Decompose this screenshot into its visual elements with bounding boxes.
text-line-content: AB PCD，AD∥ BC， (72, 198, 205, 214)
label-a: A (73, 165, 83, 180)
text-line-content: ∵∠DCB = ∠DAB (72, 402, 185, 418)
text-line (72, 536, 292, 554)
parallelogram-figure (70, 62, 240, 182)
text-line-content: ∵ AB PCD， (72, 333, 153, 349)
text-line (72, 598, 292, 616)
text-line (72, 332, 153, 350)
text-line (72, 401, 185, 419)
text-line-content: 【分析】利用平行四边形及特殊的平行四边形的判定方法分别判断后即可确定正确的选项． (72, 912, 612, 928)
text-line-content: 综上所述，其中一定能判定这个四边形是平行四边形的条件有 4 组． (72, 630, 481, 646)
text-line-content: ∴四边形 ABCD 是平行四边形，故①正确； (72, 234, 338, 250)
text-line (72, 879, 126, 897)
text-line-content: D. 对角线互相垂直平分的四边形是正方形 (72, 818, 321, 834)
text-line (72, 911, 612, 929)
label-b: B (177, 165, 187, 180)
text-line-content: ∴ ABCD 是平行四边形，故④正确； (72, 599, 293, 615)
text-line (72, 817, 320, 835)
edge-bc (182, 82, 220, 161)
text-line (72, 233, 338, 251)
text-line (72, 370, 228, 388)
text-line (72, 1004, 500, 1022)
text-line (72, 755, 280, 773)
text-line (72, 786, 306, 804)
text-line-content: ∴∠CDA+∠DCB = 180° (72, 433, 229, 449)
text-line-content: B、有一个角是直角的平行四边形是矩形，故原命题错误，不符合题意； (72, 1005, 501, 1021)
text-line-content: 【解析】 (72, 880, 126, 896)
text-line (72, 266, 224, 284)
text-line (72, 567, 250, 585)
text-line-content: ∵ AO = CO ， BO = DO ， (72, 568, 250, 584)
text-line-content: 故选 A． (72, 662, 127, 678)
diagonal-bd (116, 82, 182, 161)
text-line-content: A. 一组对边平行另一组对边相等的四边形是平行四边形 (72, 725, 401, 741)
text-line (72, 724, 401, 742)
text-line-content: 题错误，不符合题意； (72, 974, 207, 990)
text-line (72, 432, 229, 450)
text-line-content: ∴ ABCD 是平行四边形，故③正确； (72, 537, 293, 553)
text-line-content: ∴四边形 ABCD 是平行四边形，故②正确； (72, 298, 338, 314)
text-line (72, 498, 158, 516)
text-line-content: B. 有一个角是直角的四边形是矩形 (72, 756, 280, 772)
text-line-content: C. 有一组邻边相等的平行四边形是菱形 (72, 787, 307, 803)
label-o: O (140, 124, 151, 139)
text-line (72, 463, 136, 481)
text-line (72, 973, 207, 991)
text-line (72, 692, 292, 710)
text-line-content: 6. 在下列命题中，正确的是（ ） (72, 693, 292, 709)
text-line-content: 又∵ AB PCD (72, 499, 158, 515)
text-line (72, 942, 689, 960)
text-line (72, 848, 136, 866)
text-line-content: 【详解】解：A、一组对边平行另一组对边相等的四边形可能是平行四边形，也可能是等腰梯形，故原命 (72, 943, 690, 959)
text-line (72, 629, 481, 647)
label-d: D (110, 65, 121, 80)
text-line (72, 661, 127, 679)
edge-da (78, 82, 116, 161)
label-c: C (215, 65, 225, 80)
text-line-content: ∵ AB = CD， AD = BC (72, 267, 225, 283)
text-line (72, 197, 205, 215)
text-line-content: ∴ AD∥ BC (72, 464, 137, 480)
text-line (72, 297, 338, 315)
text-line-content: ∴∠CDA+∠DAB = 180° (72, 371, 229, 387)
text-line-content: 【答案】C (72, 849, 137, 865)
——
- _What you will do_
Can you turn every line of the records above into a JSON list of strings, one string per line, leaving out blank lines?

- _Task result_
[
  "Decompose this screenshot into its visual elements with bounding boxes.",
  "text-line-content: AB PCD，AD∥ BC， (72, 198, 205, 214)",
  "label-a: A (73, 165, 83, 180)",
  "text-line-content: ∵∠DCB = ∠DAB (72, 402, 185, 418)",
  "text-line (72, 536, 292, 554)",
  "parallelogram-figure (70, 62, 240, 182)",
  "text-line-content: ∵ AB PCD， (72, 333, 153, 349)",
  "text-line (72, 598, 292, 616)",
  "text-line (72, 332, 153, 350)",
  "text-line (72, 401, 185, 419)",
  "text-line-content: 【分析】利用平行四边形及特殊的平行四边形的判定方法分别判断后即可确定正确的选项． (72, 912, 612, 928)",
  "text-line-content: 综上所述，其中一定能判定这个四边形是平行四边形的条件有 4 组． (72, 630, 481, 646)",
  "text-line-content: ∴四边形 ABCD 是平行四边形，故①正确； (72, 234, 338, 250)",
  "text-line (72, 879, 126, 897)",
  "text-line-content: D. 对角线互相垂直平分的四边形是正方形 (72, 818, 321, 834)",
  "text-line (72, 911, 612, 929)",
  "label-b: B (177, 165, 187, 180)",
  "text-line-content: ∴ ABCD 是平行四边形，故④正确； (72, 599, 293, 615)",
  "text-line (72, 817, 320, 835)",
  "edge-bc (182, 82, 220, 161)",
  "text-line (72, 233, 338, 251)",
  "text-line (72, 370, 228, 388)",
  "text-line (72, 1004, 500, 1022)",
  "text-line (72, 755, 280, 773)",
  "text-line (72, 786, 306, 804)",
  "text-line-content: ∴∠CDA+∠DCB = 180° (72, 433, 229, 449)",
  "text-line-content: B、有一个角是直角的平行四边形是矩形，故原命题错误，不符合题意； (72, 1005, 501, 1021)",
  "text-line-content: 【解析】 (72, 880, 126, 896)",
  "text-line (72, 266, 224, 284)",
  "text-line (72, 567, 250, 585)",
  "text-line-content: ∵ AO = CO ， BO = DO ， (72, 568, 250, 584)",
  "text-line-content: 故选 A． (72, 662, 127, 678)",
  "diagonal-bd (116, 82, 182, 161)",
  "text-line-content: A. 一组对边平行另一组对边相等的四边形是平行四边形 (72, 725, 401, 741)",
  "text-line (72, 724, 401, 742)",
  "text-line-content: 题错误，不符合题意； (72, 974, 207, 990)",
  "text-line (72, 432, 229, 450)",
  "text-line-content: ∴ ABCD 是平行四边形，故③正确； (72, 537, 293, 553)",
  "text-line-content: ∴四边形 ABCD 是平行四边形，故②正确； (72, 298, 338, 314)",
  "text-line (72, 498, 158, 516)",
  "text-line-content: B. 有一个角是直角的四边形是矩形 (72, 756, 280, 772)",
  "text-line-content: C. 有一组邻边相等的平行四边形是菱形 (72, 787, 307, 803)",
  "label-o: O (140, 124, 151, 139)",
  "text-line (72, 463, 136, 481)",
  "text-line (72, 973, 207, 991)",
  "text-line (72, 692, 292, 710)",
  "text-line-content: 6. 在下列命题中，正确的是（ ） (72, 693, 292, 709)",
  "text-line-content: 又∵ AB PCD (72, 499, 158, 515)",
  "text-line (72, 942, 689, 960)",
  "text-line (72, 848, 136, 866)",
  "text-line-content: 【详解】解：A、一组对边平行另一组对边相等的四边形可能是平行四边形，也可能是等腰梯形，故原命 (72, 943, 690, 959)",
  "text-line (72, 629, 481, 647)",
  "label-d: D (110, 65, 121, 80)",
  "text-line (72, 661, 127, 679)",
  "edge-da (78, 82, 116, 161)",
  "label-c: C (215, 65, 225, 80)",
  "text-line-content: ∵ AB = CD， AD = BC (72, 267, 225, 283)",
  "text-line (72, 197, 205, 215)",
  "text-line-content: ∴ AD∥ BC (72, 464, 137, 480)",
  "text-line (72, 297, 338, 315)",
  "text-line-content: ∴∠CDA+∠DAB = 180° (72, 371, 229, 387)",
  "text-line-content: 【答案】C (72, 849, 137, 865)"
]